Records:
++++++++++++++++++++

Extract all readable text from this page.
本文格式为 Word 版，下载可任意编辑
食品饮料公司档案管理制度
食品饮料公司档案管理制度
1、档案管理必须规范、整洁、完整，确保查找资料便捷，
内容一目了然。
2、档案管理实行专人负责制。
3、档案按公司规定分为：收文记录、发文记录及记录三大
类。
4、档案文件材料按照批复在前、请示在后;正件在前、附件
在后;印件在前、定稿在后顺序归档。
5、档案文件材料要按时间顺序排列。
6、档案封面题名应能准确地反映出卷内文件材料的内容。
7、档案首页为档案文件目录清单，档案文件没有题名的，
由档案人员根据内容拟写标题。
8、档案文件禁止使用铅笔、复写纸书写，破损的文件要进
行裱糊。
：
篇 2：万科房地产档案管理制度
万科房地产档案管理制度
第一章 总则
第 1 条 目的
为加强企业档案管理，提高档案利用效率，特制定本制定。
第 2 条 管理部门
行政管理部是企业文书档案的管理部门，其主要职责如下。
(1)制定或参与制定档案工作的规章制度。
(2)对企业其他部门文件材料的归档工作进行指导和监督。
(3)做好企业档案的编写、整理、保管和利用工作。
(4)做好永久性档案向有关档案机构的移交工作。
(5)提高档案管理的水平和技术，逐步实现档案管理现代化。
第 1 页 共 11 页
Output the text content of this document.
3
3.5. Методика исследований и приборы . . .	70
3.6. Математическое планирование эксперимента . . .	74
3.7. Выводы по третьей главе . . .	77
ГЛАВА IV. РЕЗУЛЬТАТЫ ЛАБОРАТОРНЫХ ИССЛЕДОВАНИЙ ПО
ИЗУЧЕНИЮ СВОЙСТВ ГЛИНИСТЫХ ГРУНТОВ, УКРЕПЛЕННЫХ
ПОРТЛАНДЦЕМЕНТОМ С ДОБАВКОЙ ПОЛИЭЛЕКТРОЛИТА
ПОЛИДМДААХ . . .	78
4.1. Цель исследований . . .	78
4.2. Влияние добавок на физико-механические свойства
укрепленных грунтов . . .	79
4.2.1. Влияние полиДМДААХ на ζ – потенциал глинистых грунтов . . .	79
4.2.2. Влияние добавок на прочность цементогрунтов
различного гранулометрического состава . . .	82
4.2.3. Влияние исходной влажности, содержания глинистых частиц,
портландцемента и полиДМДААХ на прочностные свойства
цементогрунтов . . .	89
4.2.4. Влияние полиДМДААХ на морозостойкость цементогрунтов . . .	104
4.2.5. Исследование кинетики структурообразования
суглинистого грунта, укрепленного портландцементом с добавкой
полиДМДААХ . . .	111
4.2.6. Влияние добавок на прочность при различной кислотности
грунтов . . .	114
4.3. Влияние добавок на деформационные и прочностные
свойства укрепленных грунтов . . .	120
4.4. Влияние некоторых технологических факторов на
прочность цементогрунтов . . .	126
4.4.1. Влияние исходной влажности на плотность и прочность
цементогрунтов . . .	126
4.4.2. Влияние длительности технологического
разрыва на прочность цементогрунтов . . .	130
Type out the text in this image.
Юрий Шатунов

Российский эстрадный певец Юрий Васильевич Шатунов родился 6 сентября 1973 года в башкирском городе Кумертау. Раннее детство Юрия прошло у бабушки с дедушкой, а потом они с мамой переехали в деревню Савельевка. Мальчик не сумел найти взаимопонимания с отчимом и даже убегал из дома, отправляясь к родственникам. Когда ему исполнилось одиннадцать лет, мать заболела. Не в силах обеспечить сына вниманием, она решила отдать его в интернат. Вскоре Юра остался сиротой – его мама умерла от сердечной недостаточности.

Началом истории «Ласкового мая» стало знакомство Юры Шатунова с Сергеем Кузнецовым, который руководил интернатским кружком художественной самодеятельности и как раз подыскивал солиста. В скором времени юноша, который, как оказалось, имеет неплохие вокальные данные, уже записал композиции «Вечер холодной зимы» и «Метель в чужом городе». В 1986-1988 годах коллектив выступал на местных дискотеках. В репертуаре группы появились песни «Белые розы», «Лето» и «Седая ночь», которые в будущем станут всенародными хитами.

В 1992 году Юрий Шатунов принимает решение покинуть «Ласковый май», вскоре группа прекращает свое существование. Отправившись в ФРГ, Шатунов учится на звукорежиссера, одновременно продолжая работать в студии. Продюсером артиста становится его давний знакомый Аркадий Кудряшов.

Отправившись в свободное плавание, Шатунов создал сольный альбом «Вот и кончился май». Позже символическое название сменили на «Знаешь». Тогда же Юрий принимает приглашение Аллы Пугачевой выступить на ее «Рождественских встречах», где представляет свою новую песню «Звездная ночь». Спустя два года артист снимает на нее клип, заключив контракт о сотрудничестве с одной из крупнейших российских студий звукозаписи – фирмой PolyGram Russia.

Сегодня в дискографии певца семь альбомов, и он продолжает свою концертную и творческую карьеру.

++++++++++++++++++++

Aim: Spot every line that holds "прочностные" and copy it.

Task response:
портландцемента и полиДМДААХ на прочностные свойства
4.3. Влияние добавок на деформационные и прочностные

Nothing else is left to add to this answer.